[Set task 1] In the reflecting pool column, reproduce the passage that begins at the words "Instead, we’re left" and stops after "public gets shafted.".
[Set task 2] According to the reflecting pool column, which piece of the reflecting pool job was awarded through a no-bid contract?
[Set task 3] Write what comes next in the reflecting pool column, picking up after its final sentence.

== Text section ==

Instead, we’re left with Jeanine Pirro, the U.S. attorney for the District of
Columbia, blathering on Fox News about her commitment to prosecute anyone “in a
position of vandalizing or attempting to vandalize” the pool.
For those
in search of genuinely sketchy behavior, note how the administration awarded a
piece of the reflecting pool job, specifically its water-purification system,
through a no-bid contract to a company tied to John J. Cafaro, a
Trump-supporting Mar-a-Lago neighbor. Everyone is claiming ignorance, of
course. No matter, the results are what we’ve come to expect: The president’s
allies get rich while the public gets shafted.
Clever
Democrats will not waste this opening. This election cycle, the blue team’s
candidates have tried to weave examples of government waste, dysfunction and
economic failure into a larger Trump-era corruption story. The president
overseeing the creation of a costly, green, swampy mess in the middle of the
National Mall is … mwah! … chef’s kiss.
Finally —
and I cannot stress this element enough — this whole sorry episode is blessedly
clownish. I don’t mean clownish like that bloody spectacle of a cage match
birthday party Mr. Trump threw himself on the White House lawn this month. I
count that among the legion of things this president celebrates that appall his
critics but appeal to key chunks of his base.

===
== Dataset excerpts ==

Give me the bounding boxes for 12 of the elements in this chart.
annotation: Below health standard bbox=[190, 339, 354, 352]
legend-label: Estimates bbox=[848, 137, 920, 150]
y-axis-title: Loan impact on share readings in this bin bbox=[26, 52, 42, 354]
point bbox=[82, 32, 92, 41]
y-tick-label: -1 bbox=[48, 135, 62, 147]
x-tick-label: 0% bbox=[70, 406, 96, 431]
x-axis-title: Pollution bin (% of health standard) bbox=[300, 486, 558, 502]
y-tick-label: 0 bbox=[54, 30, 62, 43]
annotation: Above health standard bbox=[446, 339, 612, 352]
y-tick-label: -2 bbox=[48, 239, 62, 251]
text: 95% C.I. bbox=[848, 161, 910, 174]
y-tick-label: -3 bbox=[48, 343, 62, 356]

===

[Right answer 1]
Instead, we’re left with Jeanine Pirro, the U.S. attorney for the District of
Columbia, blathering on Fox News about her commitment to prosecute anyone “in a
position of vandalizing or attempting to vandalize” the pool.
For those
in search of genuinely sketchy behavior, note how the administration awarded a
piece of the reflecting pool job, specifically its water-purification system,
through a no-bid contract to a company tied to John J. Cafaro, a
Trump-supporting Mar-a-Lago neighbor. Everyone is claiming ignorance, of
course. No matter, the results are what we’ve come to expect: The president’s
allies get rich while the public gets shafted.

[Right answer 2] Its water-purification system.

[Right answer 3]
Mr.
Trump’s reflecting pool face plant, by contrast, is more
Three-Stooges-meet-Bozo-the-Clown-ish. Getting bested by an algae bloom then
throwing a finger-pointing tantrum about it doesn’t make Mr. Trump seem scary
or threatening so much as petulant and inept. People are laughing at him, and
that laughter undermines his image as a take-charge master of the universe.
This is
the true gift of the reflecting pool meltdown. Mr. Trump looks foolish, with
relatively minimal damage done to the nation. The economy will not crater. The
global order will not be upended. No one will be deported to a foreign gulag.
No one is likely to die. Aside from, perhaps, some poor little ducklings.
That
said, I still recommend that summer tourists forgo pool gawking for the
duration. Maybe check out the National Zoo instead. The pandas will be more
welcoming.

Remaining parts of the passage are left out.